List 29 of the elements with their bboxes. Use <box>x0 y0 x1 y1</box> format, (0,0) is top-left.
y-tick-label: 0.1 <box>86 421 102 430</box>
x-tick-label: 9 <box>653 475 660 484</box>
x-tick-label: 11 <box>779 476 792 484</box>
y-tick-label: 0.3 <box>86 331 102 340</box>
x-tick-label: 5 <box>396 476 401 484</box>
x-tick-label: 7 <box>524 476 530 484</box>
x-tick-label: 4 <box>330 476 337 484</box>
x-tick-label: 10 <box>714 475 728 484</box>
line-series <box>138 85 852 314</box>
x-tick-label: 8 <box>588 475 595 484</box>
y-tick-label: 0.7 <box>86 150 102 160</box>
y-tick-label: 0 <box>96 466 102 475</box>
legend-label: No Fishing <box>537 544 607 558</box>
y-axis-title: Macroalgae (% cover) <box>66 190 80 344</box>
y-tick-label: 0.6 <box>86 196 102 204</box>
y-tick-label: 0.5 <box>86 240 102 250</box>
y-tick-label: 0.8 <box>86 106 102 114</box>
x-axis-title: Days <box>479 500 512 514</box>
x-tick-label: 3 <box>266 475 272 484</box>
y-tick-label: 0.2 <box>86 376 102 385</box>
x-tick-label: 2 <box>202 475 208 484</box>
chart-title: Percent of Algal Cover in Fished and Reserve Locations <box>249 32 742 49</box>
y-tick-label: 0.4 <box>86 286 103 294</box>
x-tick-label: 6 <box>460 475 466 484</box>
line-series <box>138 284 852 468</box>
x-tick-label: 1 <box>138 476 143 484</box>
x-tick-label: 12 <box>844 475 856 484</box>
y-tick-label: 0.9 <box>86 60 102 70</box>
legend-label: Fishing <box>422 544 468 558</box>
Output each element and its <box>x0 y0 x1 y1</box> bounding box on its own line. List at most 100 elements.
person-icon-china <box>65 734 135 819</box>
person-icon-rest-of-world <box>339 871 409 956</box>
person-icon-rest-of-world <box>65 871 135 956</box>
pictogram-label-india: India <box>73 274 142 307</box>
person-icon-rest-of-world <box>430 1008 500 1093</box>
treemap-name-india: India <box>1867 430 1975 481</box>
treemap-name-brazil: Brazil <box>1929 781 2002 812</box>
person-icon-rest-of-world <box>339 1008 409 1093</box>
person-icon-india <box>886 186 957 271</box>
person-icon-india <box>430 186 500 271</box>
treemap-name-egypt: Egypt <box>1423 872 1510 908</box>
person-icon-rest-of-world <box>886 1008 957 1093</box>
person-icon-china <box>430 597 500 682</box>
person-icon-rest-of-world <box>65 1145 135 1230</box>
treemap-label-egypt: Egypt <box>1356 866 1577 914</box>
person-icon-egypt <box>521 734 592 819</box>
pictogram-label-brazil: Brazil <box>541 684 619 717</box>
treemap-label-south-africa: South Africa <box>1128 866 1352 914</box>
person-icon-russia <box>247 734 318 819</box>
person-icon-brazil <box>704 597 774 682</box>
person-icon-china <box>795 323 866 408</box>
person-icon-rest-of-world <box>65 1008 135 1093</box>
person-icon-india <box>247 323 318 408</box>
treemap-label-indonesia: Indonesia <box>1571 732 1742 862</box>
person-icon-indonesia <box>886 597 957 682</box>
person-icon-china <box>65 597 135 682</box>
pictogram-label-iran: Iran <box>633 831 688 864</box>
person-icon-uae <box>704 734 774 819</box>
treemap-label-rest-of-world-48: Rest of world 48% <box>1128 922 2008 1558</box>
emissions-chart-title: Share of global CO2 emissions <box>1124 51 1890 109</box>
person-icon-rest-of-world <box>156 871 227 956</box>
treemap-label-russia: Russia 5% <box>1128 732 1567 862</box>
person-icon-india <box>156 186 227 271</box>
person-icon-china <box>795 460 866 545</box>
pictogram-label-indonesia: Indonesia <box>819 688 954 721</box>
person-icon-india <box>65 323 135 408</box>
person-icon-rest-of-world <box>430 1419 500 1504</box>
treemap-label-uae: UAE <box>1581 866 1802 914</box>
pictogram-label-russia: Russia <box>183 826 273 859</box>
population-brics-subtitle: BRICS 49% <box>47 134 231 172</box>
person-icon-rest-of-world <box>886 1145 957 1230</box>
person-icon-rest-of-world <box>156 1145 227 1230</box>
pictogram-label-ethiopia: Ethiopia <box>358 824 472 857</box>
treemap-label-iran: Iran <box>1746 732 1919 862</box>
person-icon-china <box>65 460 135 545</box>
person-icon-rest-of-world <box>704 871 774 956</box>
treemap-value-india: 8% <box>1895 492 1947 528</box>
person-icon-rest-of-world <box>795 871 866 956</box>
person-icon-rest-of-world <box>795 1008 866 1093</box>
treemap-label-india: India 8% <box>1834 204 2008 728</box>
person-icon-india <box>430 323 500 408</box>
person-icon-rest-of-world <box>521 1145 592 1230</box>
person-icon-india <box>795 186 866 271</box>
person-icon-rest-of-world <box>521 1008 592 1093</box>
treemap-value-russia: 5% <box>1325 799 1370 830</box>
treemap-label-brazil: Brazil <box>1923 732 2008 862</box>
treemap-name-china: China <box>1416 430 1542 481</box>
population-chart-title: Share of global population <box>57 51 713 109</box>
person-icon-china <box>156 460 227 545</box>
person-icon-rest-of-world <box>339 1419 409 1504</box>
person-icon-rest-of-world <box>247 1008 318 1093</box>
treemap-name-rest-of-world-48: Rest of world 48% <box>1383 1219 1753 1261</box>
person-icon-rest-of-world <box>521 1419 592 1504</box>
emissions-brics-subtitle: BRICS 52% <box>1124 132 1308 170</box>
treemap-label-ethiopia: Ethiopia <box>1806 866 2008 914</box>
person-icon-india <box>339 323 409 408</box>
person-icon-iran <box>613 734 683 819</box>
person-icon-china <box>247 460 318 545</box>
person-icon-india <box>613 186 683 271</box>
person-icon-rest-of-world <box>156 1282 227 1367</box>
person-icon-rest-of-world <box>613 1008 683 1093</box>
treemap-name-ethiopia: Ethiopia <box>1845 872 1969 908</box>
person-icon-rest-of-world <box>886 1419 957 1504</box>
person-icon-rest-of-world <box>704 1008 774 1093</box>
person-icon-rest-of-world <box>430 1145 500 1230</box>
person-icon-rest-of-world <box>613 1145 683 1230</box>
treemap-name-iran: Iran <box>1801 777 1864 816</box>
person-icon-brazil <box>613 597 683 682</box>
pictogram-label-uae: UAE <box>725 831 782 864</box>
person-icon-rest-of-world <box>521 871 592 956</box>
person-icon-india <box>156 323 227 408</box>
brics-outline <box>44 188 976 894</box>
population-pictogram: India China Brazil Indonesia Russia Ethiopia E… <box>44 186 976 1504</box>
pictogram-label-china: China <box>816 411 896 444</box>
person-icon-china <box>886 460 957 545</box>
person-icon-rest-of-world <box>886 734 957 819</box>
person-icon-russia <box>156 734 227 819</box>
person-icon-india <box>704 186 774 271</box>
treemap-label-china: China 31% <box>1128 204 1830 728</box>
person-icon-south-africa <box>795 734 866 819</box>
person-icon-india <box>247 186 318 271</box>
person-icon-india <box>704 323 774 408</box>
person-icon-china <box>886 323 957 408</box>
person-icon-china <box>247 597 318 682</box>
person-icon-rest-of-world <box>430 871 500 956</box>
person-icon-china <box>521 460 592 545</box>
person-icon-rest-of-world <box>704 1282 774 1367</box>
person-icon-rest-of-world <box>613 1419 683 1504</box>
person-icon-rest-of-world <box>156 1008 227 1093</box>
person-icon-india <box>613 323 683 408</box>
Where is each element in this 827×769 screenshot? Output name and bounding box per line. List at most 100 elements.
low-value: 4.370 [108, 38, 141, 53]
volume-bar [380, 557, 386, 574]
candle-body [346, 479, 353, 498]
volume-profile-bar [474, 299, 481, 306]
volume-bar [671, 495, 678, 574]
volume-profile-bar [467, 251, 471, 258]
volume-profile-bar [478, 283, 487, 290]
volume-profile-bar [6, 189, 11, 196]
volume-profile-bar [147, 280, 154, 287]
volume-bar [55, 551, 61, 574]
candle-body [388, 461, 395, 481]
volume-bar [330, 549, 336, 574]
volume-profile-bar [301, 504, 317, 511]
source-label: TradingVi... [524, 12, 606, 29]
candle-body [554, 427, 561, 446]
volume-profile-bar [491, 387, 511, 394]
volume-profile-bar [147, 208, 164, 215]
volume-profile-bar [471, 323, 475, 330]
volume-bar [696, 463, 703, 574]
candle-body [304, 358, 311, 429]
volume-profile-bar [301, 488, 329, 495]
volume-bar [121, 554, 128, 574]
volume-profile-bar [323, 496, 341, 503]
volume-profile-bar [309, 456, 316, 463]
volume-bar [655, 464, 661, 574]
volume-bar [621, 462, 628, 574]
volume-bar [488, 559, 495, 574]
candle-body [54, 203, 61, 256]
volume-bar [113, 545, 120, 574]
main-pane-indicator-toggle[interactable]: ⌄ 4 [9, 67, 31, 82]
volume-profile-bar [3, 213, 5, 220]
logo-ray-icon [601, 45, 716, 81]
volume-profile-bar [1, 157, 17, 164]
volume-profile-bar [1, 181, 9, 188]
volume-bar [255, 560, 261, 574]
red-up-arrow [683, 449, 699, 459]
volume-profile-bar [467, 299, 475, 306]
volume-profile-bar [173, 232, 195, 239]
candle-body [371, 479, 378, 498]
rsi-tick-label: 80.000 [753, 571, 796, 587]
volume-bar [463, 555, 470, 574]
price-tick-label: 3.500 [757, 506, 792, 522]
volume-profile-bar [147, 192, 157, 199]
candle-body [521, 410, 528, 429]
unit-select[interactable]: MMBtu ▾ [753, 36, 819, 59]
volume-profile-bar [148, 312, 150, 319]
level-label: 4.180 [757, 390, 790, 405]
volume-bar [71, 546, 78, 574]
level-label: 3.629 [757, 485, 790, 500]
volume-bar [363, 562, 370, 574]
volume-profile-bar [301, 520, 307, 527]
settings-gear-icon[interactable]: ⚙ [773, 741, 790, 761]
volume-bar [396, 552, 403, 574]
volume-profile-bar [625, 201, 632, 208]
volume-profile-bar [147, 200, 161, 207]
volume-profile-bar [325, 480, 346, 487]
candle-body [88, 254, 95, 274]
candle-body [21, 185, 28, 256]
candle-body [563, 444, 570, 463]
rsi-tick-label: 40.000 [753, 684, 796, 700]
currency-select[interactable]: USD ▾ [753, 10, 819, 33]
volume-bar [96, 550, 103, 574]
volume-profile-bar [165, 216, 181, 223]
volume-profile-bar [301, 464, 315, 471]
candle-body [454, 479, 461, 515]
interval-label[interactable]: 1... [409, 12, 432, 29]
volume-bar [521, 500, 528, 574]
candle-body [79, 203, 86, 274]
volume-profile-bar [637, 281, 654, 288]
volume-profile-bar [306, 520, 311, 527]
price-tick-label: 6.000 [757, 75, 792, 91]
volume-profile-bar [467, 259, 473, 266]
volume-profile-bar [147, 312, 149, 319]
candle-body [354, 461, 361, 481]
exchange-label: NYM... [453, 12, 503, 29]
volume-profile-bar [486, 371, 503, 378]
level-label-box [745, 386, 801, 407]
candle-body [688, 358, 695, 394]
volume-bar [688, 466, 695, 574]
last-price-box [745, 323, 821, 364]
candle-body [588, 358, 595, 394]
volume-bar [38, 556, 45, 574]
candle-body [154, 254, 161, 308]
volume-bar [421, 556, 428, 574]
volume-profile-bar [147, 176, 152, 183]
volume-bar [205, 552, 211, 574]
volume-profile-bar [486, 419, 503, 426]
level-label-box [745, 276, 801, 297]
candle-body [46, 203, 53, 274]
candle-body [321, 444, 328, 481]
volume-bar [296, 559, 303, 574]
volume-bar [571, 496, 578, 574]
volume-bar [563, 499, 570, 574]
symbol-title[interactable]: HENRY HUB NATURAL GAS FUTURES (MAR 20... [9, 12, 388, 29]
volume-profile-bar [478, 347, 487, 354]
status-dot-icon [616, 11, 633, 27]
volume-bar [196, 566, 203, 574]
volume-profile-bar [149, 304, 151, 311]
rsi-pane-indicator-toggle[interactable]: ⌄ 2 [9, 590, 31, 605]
--- --- ---
- **WHAT THE EXERCISE ASKS**
Reproduce the part of the data that opens with its first line and closes with the line containing "x-tick-label: 5 <box>396 476 401 484</box>", switching "y-tick-label" to "y-axis-label" and leaving everything else unchanged.

- **CORRECT OUTPUT**
List 29 of the elements with their bboxes. Use <box>x0 y0 x1 y1</box> format, (0,0) is top-left.
y-axis-label: 0.1 <box>86 421 102 430</box>
x-tick-label: 9 <box>653 475 660 484</box>
x-tick-label: 11 <box>779 476 792 484</box>
y-axis-label: 0.3 <box>86 331 102 340</box>
x-tick-label: 5 <box>396 476 401 484</box>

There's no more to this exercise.